• Set task:
Every line that holds the string "JSON" is to be identified and copied.

• Given information:
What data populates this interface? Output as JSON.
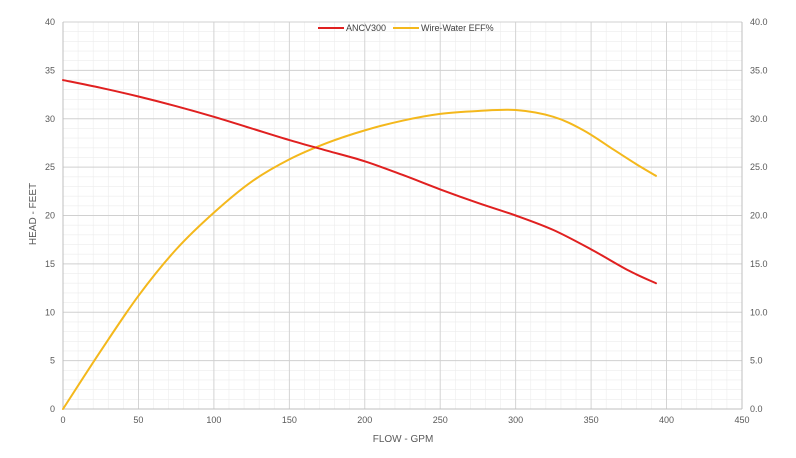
{
  "chart_data": {
    "type": "line",
    "xlabel": "FLOW - GPM",
    "ylabel": "HEAD - FEET",
    "xlim": [
      0,
      450
    ],
    "ylim": [
      0,
      40
    ],
    "y2lim": [
      0,
      40
    ],
    "xticks": [
      "0",
      "50",
      "100",
      "150",
      "200",
      "250",
      "300",
      "350",
      "400",
      "450"
    ],
    "yticks": [
      "0",
      "5",
      "10",
      "15",
      "20",
      "25",
      "30",
      "35",
      "40"
    ],
    "y2ticks": [
      "0.0",
      "5.0",
      "10.0",
      "15.0",
      "20.0",
      "25.0",
      "30.0",
      "35.0",
      "40.0"
    ],
    "grid": true,
    "legend_position": "top",
    "series": [
      {
        "name": "ANCV300",
        "color": "#e02020",
        "axis": "left",
        "x": [
          0,
          25,
          50,
          75,
          100,
          125,
          150,
          175,
          200,
          225,
          250,
          275,
          300,
          325,
          350,
          375,
          393
        ],
        "y": [
          34.0,
          33.2,
          32.3,
          31.3,
          30.2,
          29.0,
          27.8,
          26.7,
          25.6,
          24.2,
          22.7,
          21.3,
          20.0,
          18.5,
          16.5,
          14.3,
          13.0
        ]
      },
      {
        "name": "Wire-Water EFF%",
        "color": "#f4b81c",
        "axis": "right",
        "x": [
          0,
          25,
          50,
          75,
          100,
          125,
          150,
          175,
          200,
          225,
          250,
          275,
          300,
          325,
          345,
          365,
          380,
          393
        ],
        "y": [
          0.0,
          6.0,
          11.7,
          16.5,
          20.3,
          23.5,
          25.8,
          27.5,
          28.8,
          29.8,
          30.5,
          30.8,
          30.9,
          30.2,
          28.8,
          26.8,
          25.3,
          24.1
        ]
      }
    ]
  }
}
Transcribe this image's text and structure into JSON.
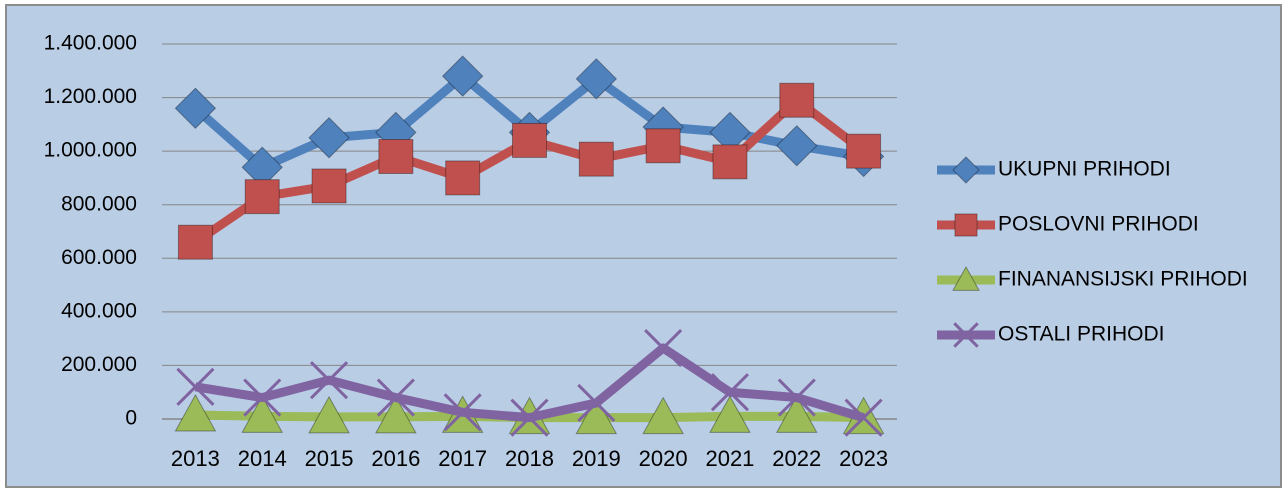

• The reply:
What data populates this interface? Output as JSON.
Transcribe this image's text and structure into JSON.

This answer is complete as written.